**Task**
Write out all the lines again, precisely as they stand, but without the images.

**Exercise input**

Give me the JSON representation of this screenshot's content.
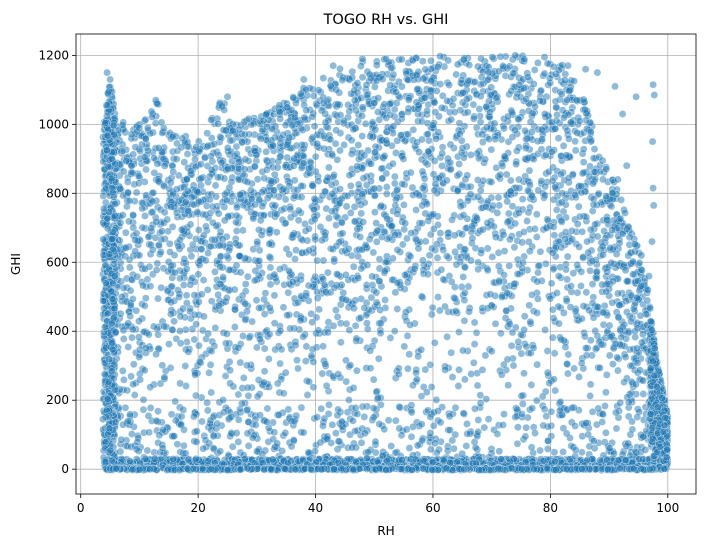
{
  "chart_data": {
    "type": "scatter",
    "title": "TOGO RH vs. GHI",
    "xlabel": "RH",
    "ylabel": "GHI",
    "xlim": [
      -0.8,
      104.8
    ],
    "ylim": [
      -72,
      1262
    ],
    "xticks": [
      0,
      20,
      40,
      60,
      80,
      100
    ],
    "yticks": [
      0,
      200,
      400,
      600,
      800,
      1000,
      1200
    ],
    "grid": true,
    "legend": "none",
    "point_color": "#1f77b4",
    "point_edge_color": "#ffffff",
    "point_alpha": 0.5,
    "density": "dense cloud covering RH approximately 4 to 100 and GHI approximately 0 to 1200, with a large concentration of points near GHI 0",
    "upper_envelope": [
      [
        4,
        1000
      ],
      [
        5,
        1150
      ],
      [
        6,
        1010
      ],
      [
        10,
        1000
      ],
      [
        13,
        1070
      ],
      [
        16,
        980
      ],
      [
        20,
        950
      ],
      [
        24,
        1080
      ],
      [
        26,
        1010
      ],
      [
        30,
        1020
      ],
      [
        35,
        1070
      ],
      [
        40,
        1130
      ],
      [
        45,
        1170
      ],
      [
        50,
        1190
      ],
      [
        55,
        1195
      ],
      [
        60,
        1200
      ],
      [
        65,
        1200
      ],
      [
        70,
        1200
      ],
      [
        75,
        1200
      ],
      [
        78,
        1195
      ],
      [
        80,
        1190
      ],
      [
        83,
        1165
      ],
      [
        85,
        1120
      ],
      [
        87,
        1000
      ],
      [
        89,
        900
      ],
      [
        90,
        860
      ],
      [
        92,
        820
      ],
      [
        93,
        720
      ],
      [
        94,
        690
      ],
      [
        95,
        640
      ],
      [
        96,
        560
      ],
      [
        97,
        470
      ],
      [
        98,
        330
      ],
      [
        99,
        240
      ],
      [
        100,
        160
      ]
    ],
    "lower_bound": 0,
    "outliers": [
      [
        4.5,
        1150
      ],
      [
        5,
        1130
      ],
      [
        12.8,
        1070
      ],
      [
        13,
        1060
      ],
      [
        25,
        1080
      ],
      [
        38,
        1130
      ],
      [
        43,
        1170
      ],
      [
        48,
        1190
      ],
      [
        52,
        1190
      ],
      [
        74,
        1200
      ],
      [
        79,
        1195
      ],
      [
        83,
        1170
      ],
      [
        86,
        1160
      ],
      [
        88,
        1150
      ],
      [
        91,
        1110
      ],
      [
        92.3,
        1030
      ],
      [
        94.6,
        1080
      ],
      [
        97.5,
        1115
      ],
      [
        97.7,
        1085
      ],
      [
        97.4,
        950
      ],
      [
        97.5,
        815
      ],
      [
        97.6,
        765
      ],
      [
        96.8,
        560
      ],
      [
        96.6,
        520
      ],
      [
        97.3,
        660
      ],
      [
        95.5,
        620
      ],
      [
        93,
        880
      ],
      [
        91.5,
        840
      ],
      [
        90.6,
        800
      ],
      [
        89.5,
        870
      ]
    ]
  }
}
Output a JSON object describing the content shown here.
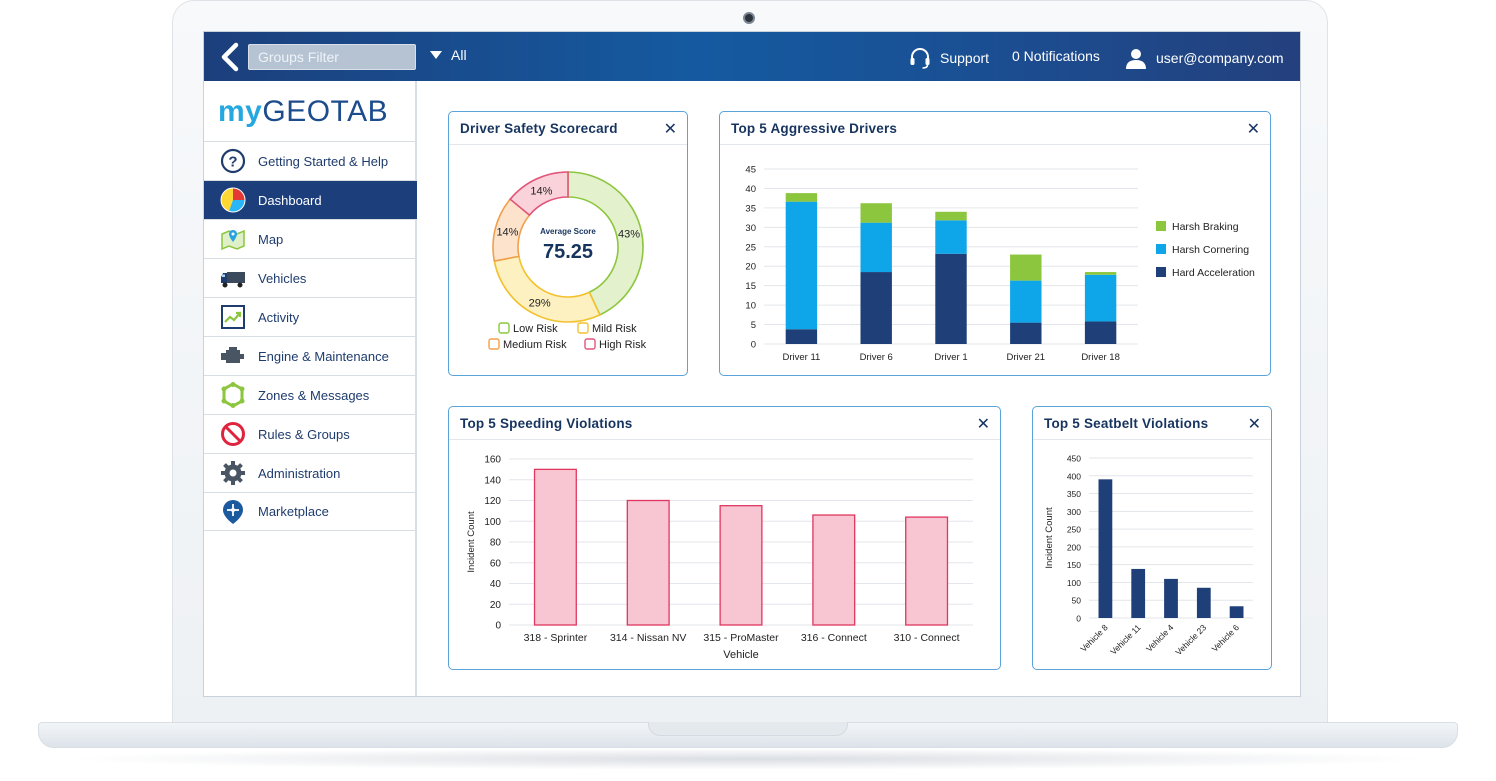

**Response below**
Give me the JSON representation of this screenshot's content.
{
  "chart_data": {
    "type": "scatter",
    "title": "TOGO RH vs. GHI",
    "xlabel": "RH",
    "ylabel": "GHI",
    "xlim": [
      -0.8,
      104.8
    ],
    "ylim": [
      -72,
      1262
    ],
    "xticks": [
      0,
      20,
      40,
      60,
      80,
      100
    ],
    "yticks": [
      0,
      200,
      400,
      600,
      800,
      1000,
      1200
    ],
    "grid": true,
    "legend": "none",
    "point_color": "#1f77b4",
    "point_edge_color": "#ffffff",
    "point_alpha": 0.5,
    "density": "dense cloud covering RH approximately 4 to 100 and GHI approximately 0 to 1200, with a large concentration of points near GHI 0",
    "upper_envelope": [
      [
        4,
        1000
      ],
      [
        5,
        1150
      ],
      [
        6,
        1010
      ],
      [
        10,
        1000
      ],
      [
        13,
        1070
      ],
      [
        16,
        980
      ],
      [
        20,
        950
      ],
      [
        24,
        1080
      ],
      [
        26,
        1010
      ],
      [
        30,
        1020
      ],
      [
        35,
        1070
      ],
      [
        40,
        1130
      ],
      [
        45,
        1170
      ],
      [
        50,
        1190
      ],
      [
        55,
        1195
      ],
      [
        60,
        1200
      ],
      [
        65,
        1200
      ],
      [
        70,
        1200
      ],
      [
        75,
        1200
      ],
      [
        78,
        1195
      ],
      [
        80,
        1190
      ],
      [
        83,
        1165
      ],
      [
        85,
        1120
      ],
      [
        87,
        1000
      ],
      [
        89,
        900
      ],
      [
        90,
        860
      ],
      [
        92,
        820
      ],
      [
        93,
        720
      ],
      [
        94,
        690
      ],
      [
        95,
        640
      ],
      [
        96,
        560
      ],
      [
        97,
        470
      ],
      [
        98,
        330
      ],
      [
        99,
        240
      ],
      [
        100,
        160
      ]
    ],
    "lower_bound": 0,
    "outliers": [
      [
        4.5,
        1150
      ],
      [
        5,
        1130
      ],
      [
        12.8,
        1070
      ],
      [
        13,
        1060
      ],
      [
        25,
        1080
      ],
      [
        38,
        1130
      ],
      [
        43,
        1170
      ],
      [
        48,
        1190
      ],
      [
        52,
        1190
      ],
      [
        74,
        1200
      ],
      [
        79,
        1195
      ],
      [
        83,
        1170
      ],
      [
        86,
        1160
      ],
      [
        88,
        1150
      ],
      [
        91,
        1110
      ],
      [
        92.3,
        1030
      ],
      [
        94.6,
        1080
      ],
      [
        97.5,
        1115
      ],
      [
        97.7,
        1085
      ],
      [
        97.4,
        950
      ],
      [
        97.5,
        815
      ],
      [
        97.6,
        765
      ],
      [
        96.8,
        560
      ],
      [
        96.6,
        520
      ],
      [
        97.3,
        660
      ],
      [
        95.5,
        620
      ],
      [
        93,
        880
      ],
      [
        91.5,
        840
      ],
      [
        90.6,
        800
      ],
      [
        89.5,
        870
      ]
    ]
  }
}
Output a JSON object describing the content shown here.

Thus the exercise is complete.